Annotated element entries

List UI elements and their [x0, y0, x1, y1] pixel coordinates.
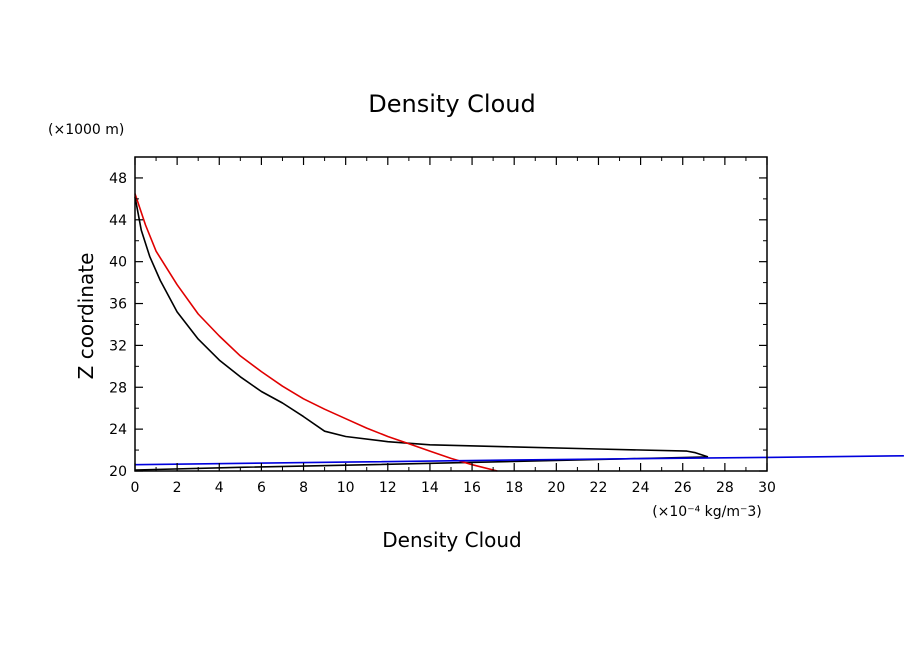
- x-tick-label: 2: [173, 480, 182, 496]
- x-tick-label: 30: [758, 480, 776, 496]
- x-tick-label: 12: [379, 480, 397, 496]
- y-tick-label: 44: [109, 213, 127, 229]
- chart-title: Density Cloud: [368, 90, 535, 118]
- axis-layer: 0 2 4 6 8 10 12 14 16 18 20 22 24 26 28 302024283236404…: [109, 157, 776, 496]
- series-line-3: [134, 193, 498, 472]
- x-tick-label: 16: [463, 480, 481, 496]
- x-tick-label: 8: [299, 480, 308, 496]
- x-tick-label: 0: [131, 480, 140, 496]
- y-tick-label: 32: [109, 338, 127, 354]
- x-tick-label: 28: [716, 480, 734, 496]
- y-tick-label: 40: [109, 255, 127, 271]
- x-unit-label: (×10⁻⁴ kg/m⁻3): [652, 504, 762, 520]
- x-tick-label: 6: [257, 480, 266, 496]
- series-line-4: [134, 455, 904, 466]
- x-tick-label: 24: [632, 480, 650, 496]
- x-axis-label: Density Cloud: [382, 528, 522, 552]
- x-tick-label: 26: [674, 480, 692, 496]
- y-unit-label: (×1000 m): [48, 122, 124, 138]
- y-tick-label: 28: [109, 380, 127, 396]
- plot-frame: [134, 156, 768, 472]
- x-tick-label: 4: [215, 480, 224, 496]
- x-tick-label: 10: [337, 480, 355, 496]
- x-tick-label: 20: [547, 480, 565, 496]
- y-tick-label: 36: [109, 297, 127, 313]
- x-tick-label: 18: [505, 480, 523, 496]
- series-line-1: [134, 196, 709, 458]
- y-tick-label: 24: [109, 422, 127, 438]
- x-tick-label: 14: [421, 480, 439, 496]
- series-layer: [134, 193, 904, 472]
- y-tick-label: 20: [109, 464, 127, 480]
- x-tick-label: 22: [590, 480, 608, 496]
- y-axis-label: Z coordinate: [74, 253, 98, 380]
- y-tick-label: 48: [109, 171, 127, 187]
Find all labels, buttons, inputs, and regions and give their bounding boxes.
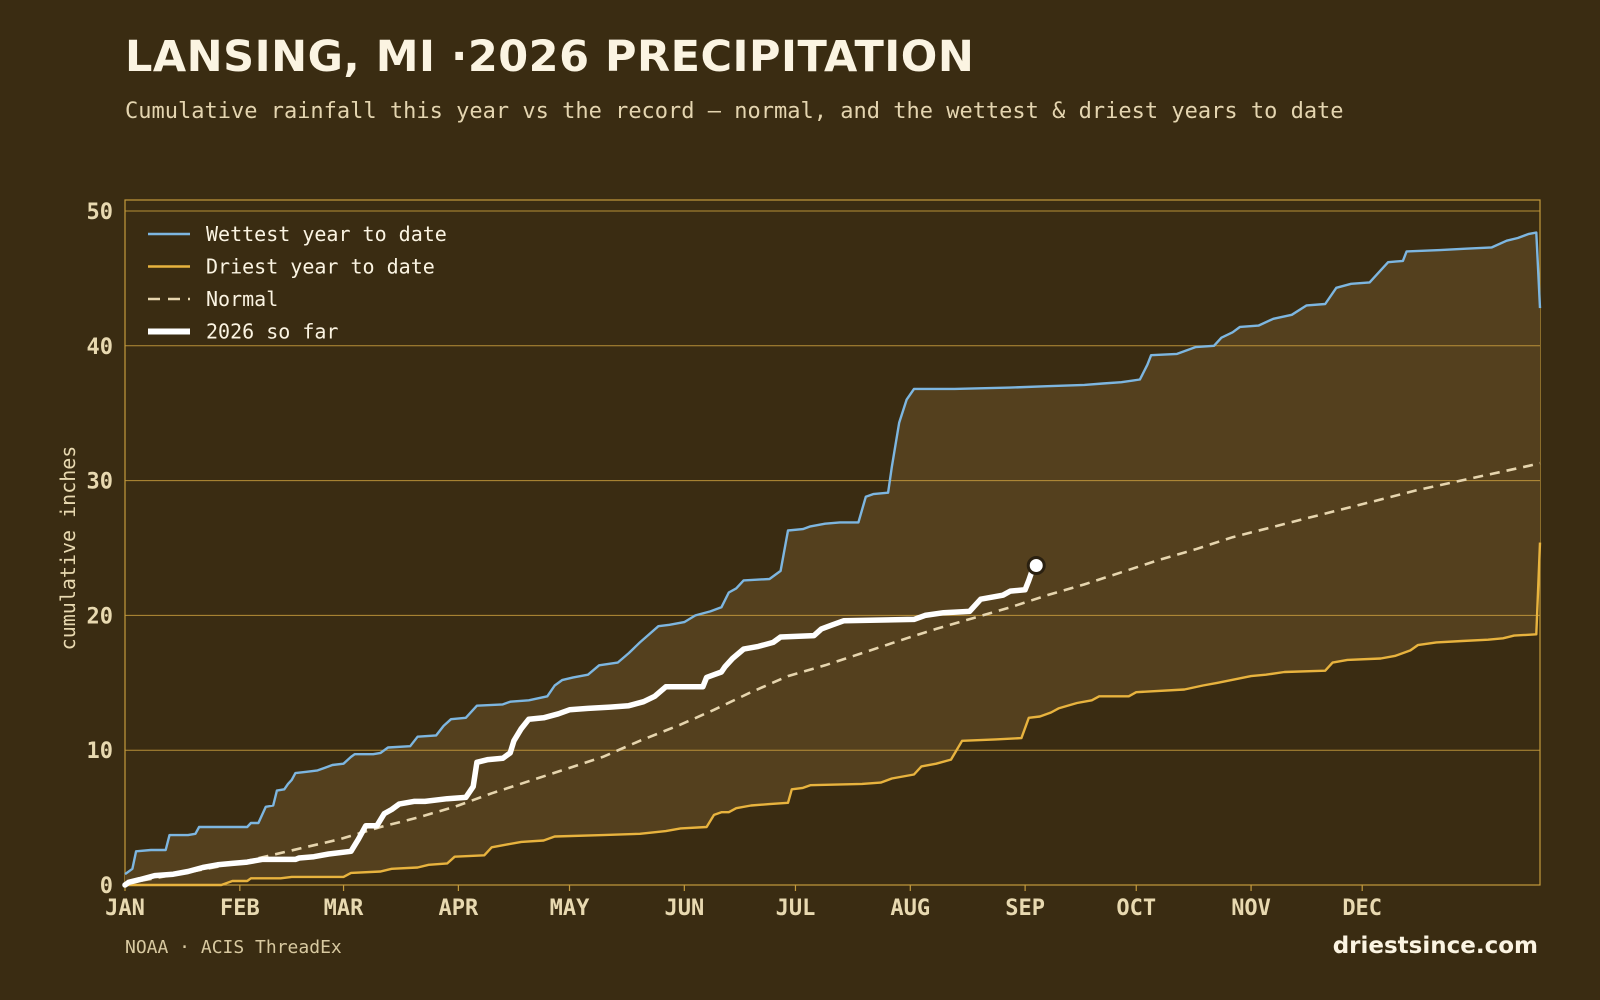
y-tick-label: 20 [87,604,114,629]
y-tick-label: 10 [87,739,114,764]
x-tick-label-sep: SEP [1005,896,1045,921]
x-tick-label-jul: JUL [776,896,816,921]
series-current-line [122,562,1039,888]
legend-label-normal: Normal [206,287,278,311]
y-tick-label: 30 [87,470,114,495]
record-range-band [125,232,1540,886]
legend-label-wettest: Wettest year to date [206,222,447,246]
series-driest-line [125,542,1542,887]
x-tick-label-may: MAY [550,896,590,921]
series-normal-line [124,461,1541,885]
x-tick-label-jun: JUN [664,896,704,921]
x-tick-label-feb: FEB [220,896,260,921]
x-tick-label-nov: NOV [1231,896,1271,921]
x-tick-label-apr: APR [439,896,479,921]
y-tick-label: 50 [87,200,114,225]
x-tick-label-dec: DEC [1342,896,1382,921]
y-tick-label: 0 [100,874,113,899]
page-subtitle: Cumulative rainfall this year vs the rec… [125,99,1344,124]
series-wettest-line [124,231,1542,876]
source-credit: NOAA · ACIS ThreadEx [125,937,342,958]
current-endpoint-marker[interactable] [1026,556,1046,576]
x-tick-label-aug: AUG [890,896,930,921]
page-title: LANSING, MI ·2026 PRECIPITATION [125,32,975,82]
legend-label-driest: Driest year to date [206,255,435,279]
y-tick-label: 40 [87,335,114,360]
y-axis-label: cumulative inches [56,446,80,651]
x-tick-label-jan: JAN [105,896,145,921]
x-tick-label-oct: OCT [1116,896,1156,921]
x-tick-label-mar: MAR [324,896,364,921]
legend-label-current: 2026 so far [206,320,338,344]
brand-link[interactable]: driestsince.com [1332,933,1538,959]
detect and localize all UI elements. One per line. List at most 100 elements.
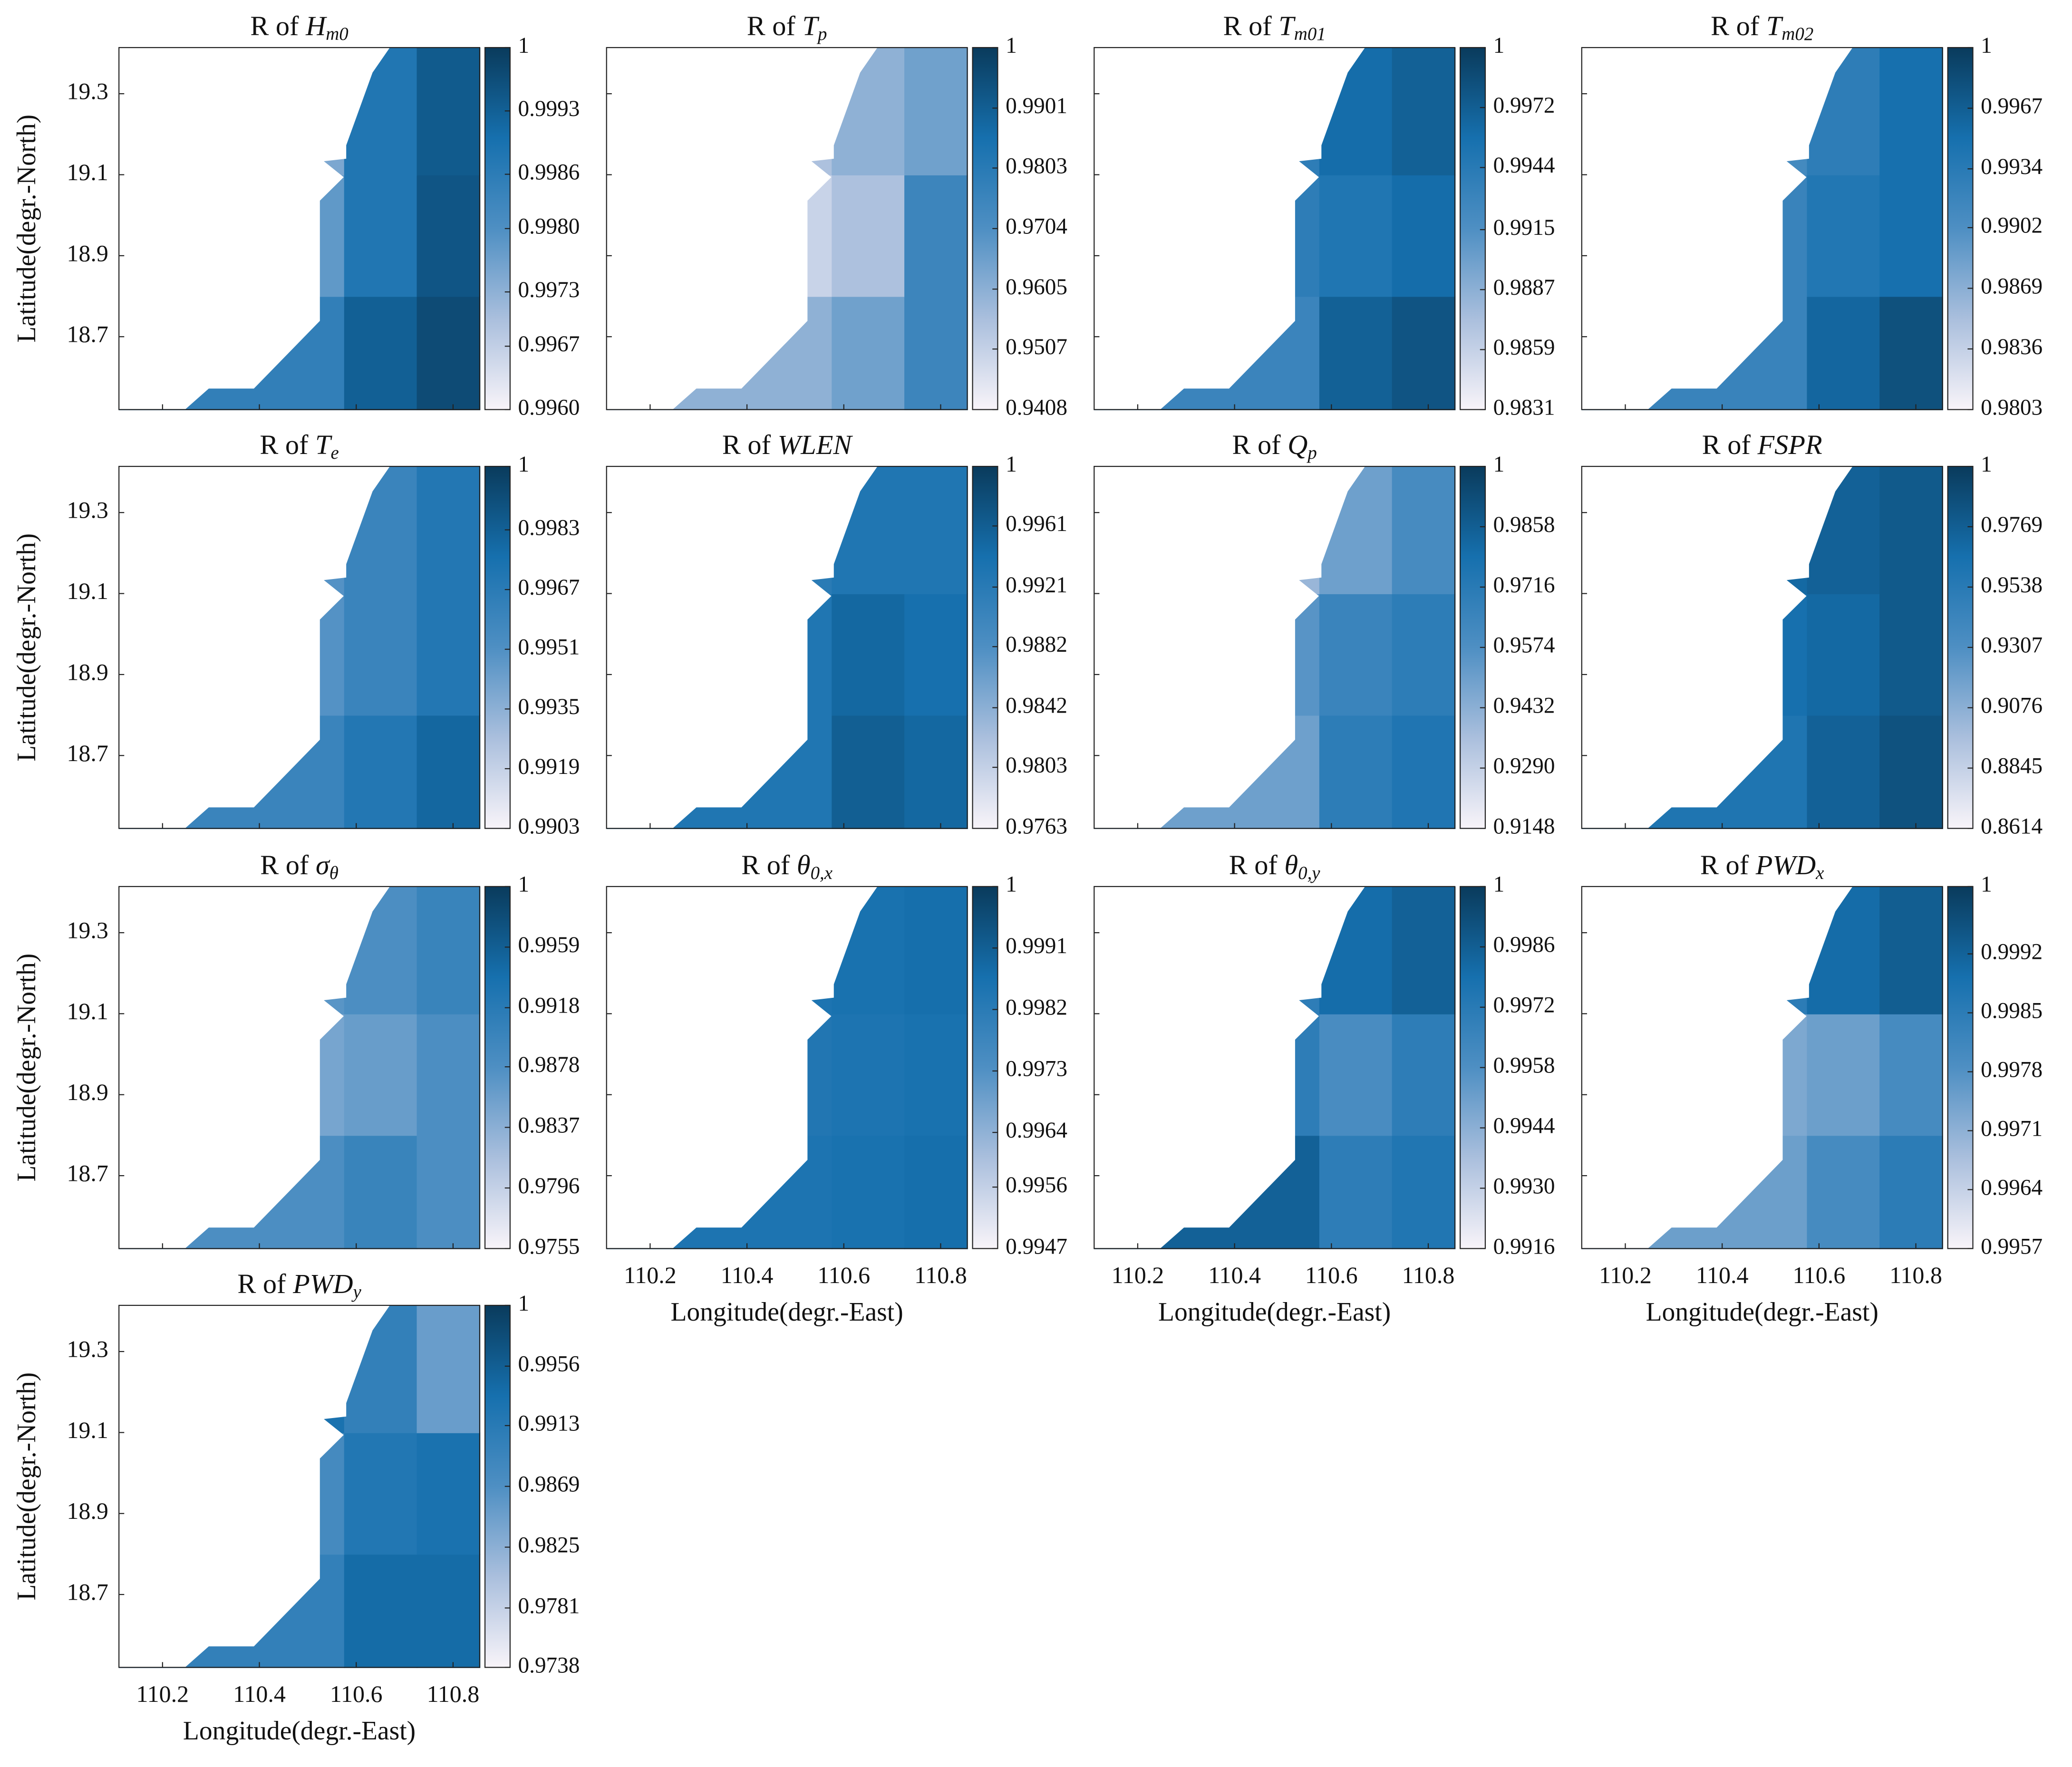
colorbar-tick-label: 0.9878 — [518, 1052, 580, 1077]
colorbar-tick-label: 0.9507 — [1006, 335, 1067, 359]
x-tick-label: 110.2 — [136, 1680, 189, 1707]
contour-cell — [1319, 296, 1393, 410]
title-symbol: PWD — [1755, 850, 1816, 880]
axes-box — [118, 465, 481, 829]
colorbar-tick-label: 0.9960 — [518, 395, 580, 420]
colorbar-tick-label: 0.9769 — [1981, 512, 2043, 537]
x-tick-label: 110.6 — [1793, 1262, 1846, 1288]
panel-title: R of θ0,y — [1229, 850, 1321, 883]
colorbar-tick-label: 0.9574 — [1493, 633, 1555, 658]
axes-box — [606, 465, 968, 829]
colorbar-tick-label: 0.9964 — [1981, 1175, 2043, 1200]
y-tick-label: 18.7 — [67, 321, 108, 348]
colorbar — [1460, 47, 1486, 410]
colorbar-tick-label: 0.9983 — [518, 515, 580, 540]
colorbar-tick-label: 0.9307 — [1981, 633, 2043, 658]
colorbar-tick-label: 0.9887 — [1493, 275, 1555, 300]
y-tick-label: 18.9 — [67, 1079, 108, 1105]
colorbar-tick-label: 0.9738 — [518, 1653, 580, 1678]
panel: 110.2 110.4 110.6 110.8 Longitude(degr.-East… — [606, 850, 1067, 1327]
x-tick-label: 110.4 — [721, 1262, 774, 1288]
colorbar-tick-label: 0.9837 — [518, 1113, 580, 1138]
contour-cell — [344, 593, 417, 716]
x-tick-label: 110.6 — [1305, 1262, 1358, 1288]
contour-cell — [832, 296, 905, 410]
colorbar-tick-label: 0.9993 — [518, 97, 580, 121]
contour-cell — [1879, 715, 1943, 829]
colorbar-tick-label: 0.9796 — [518, 1174, 580, 1198]
colorbar-tick-label: 1 — [1981, 33, 1992, 58]
colorbar-tick-label: 0.9978 — [1981, 1057, 2043, 1082]
panel: 18.7 18.9 19.1 19.3 Latitude(degr.-North) 1 0.… — [12, 850, 580, 1259]
x-tick-label: 110.2 — [624, 1262, 677, 1288]
colorbar-tick-label: 0.9986 — [518, 160, 580, 184]
contour-cell — [1879, 296, 1943, 410]
colorbar-tick-label: 0.9803 — [1006, 154, 1067, 178]
panel-title: R of WLEN — [722, 430, 853, 461]
panel-title: R of θ0,x — [741, 850, 833, 883]
colorbar-tick-label: 1 — [518, 33, 530, 58]
title-text: R of — [1229, 850, 1285, 880]
x-axis-label: Longitude(degr.-East) — [1646, 1297, 1878, 1327]
contour-cell — [904, 593, 968, 716]
panel: 1 0.9961 0.9921 0.9882 0.9842 0.9803 0.9763 R o… — [606, 430, 1067, 839]
title-subscript: 0,x — [811, 863, 833, 883]
title-text: R of — [1700, 850, 1756, 880]
contour-cell — [1319, 1135, 1393, 1249]
y-tick-label: 19.3 — [67, 917, 108, 943]
colorbar-tick-label: 0.9836 — [1981, 335, 2043, 359]
colorbar-tick-label: 1 — [518, 872, 530, 897]
panel-title: R of Tm01 — [1223, 11, 1326, 44]
panel: 1 0.9901 0.9803 0.9704 0.9605 0.9507 0.9408 R o… — [606, 11, 1067, 420]
title-text: R of — [1232, 430, 1288, 461]
colorbar-tick-label: 0.9869 — [518, 1472, 580, 1497]
axes-box — [1094, 465, 1456, 829]
title-subscript: y — [351, 1282, 361, 1302]
x-tick-label: 110.6 — [330, 1680, 383, 1707]
colorbar-tick-label: 1 — [1981, 872, 1992, 897]
colorbar-tick-label: 0.9973 — [1006, 1057, 1067, 1081]
colorbar-tick-label: 0.9964 — [1006, 1118, 1067, 1143]
colorbar-tick-label: 0.9956 — [1006, 1173, 1067, 1197]
contour-cell — [1807, 174, 1880, 297]
x-tick-label: 110.8 — [427, 1680, 480, 1707]
title-text: R of — [1702, 430, 1758, 461]
title-text: R of — [747, 11, 803, 42]
title-symbol: H — [305, 11, 327, 42]
title-subscript: e — [331, 443, 339, 463]
colorbar-tick-label: 0.9985 — [1981, 998, 2043, 1023]
contour-cell — [344, 296, 417, 410]
colorbar-tick-label: 0.9538 — [1981, 573, 2043, 598]
axes-box — [118, 886, 481, 1249]
y-tick-label: 18.7 — [67, 1160, 108, 1187]
colorbar-tick-label: 0.9934 — [1981, 154, 2043, 179]
contour-cell — [416, 174, 481, 297]
title-subscript: m0 — [326, 24, 349, 44]
colorbar-tick-label: 0.9755 — [518, 1234, 580, 1259]
title-subscript: 0,y — [1298, 863, 1320, 883]
x-tick-label: 110.6 — [817, 1262, 870, 1288]
colorbar-tick-label: 0.9959 — [518, 933, 580, 957]
colorbar-tick-label: 0.9973 — [518, 278, 580, 302]
panel: 1 0.9769 0.9538 0.9307 0.9076 0.8845 0.8614 R o… — [1581, 430, 2043, 839]
colorbar — [972, 465, 998, 829]
contour-cell — [1879, 886, 1943, 1014]
contour-cell — [1392, 715, 1456, 829]
contour-cell — [1319, 593, 1393, 716]
contour-cell — [416, 1554, 481, 1668]
contour-cell — [904, 1135, 968, 1249]
axes-box — [1094, 47, 1456, 410]
land-mask — [1094, 466, 1365, 829]
colorbar — [1947, 47, 1974, 410]
land-mask — [606, 886, 878, 1249]
panel-title: R of Qp — [1232, 430, 1317, 463]
colorbar-tick-label: 0.9903 — [518, 814, 580, 839]
colorbar-tick-label: 0.9919 — [518, 754, 580, 779]
land-mask — [119, 886, 390, 1249]
contour-cell — [1879, 174, 1943, 297]
x-tick-label: 110.8 — [1889, 1262, 1942, 1288]
contour-cell — [344, 715, 417, 829]
x-tick-label: 110.2 — [1112, 1262, 1164, 1288]
contour-cell — [1879, 466, 1943, 594]
colorbar-tick-label: 0.9290 — [1493, 754, 1555, 779]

* _GOAL OF THE EXERCISE_
Locate each line in the records above that includes the word "List", and copy those lines out in full.

* _WRITTEN ANSWER_
List UI elements and their [x0, y0, x1, y1] pixel coordinates.
detect and localize all UI elements. One per line. List at most 100 elements.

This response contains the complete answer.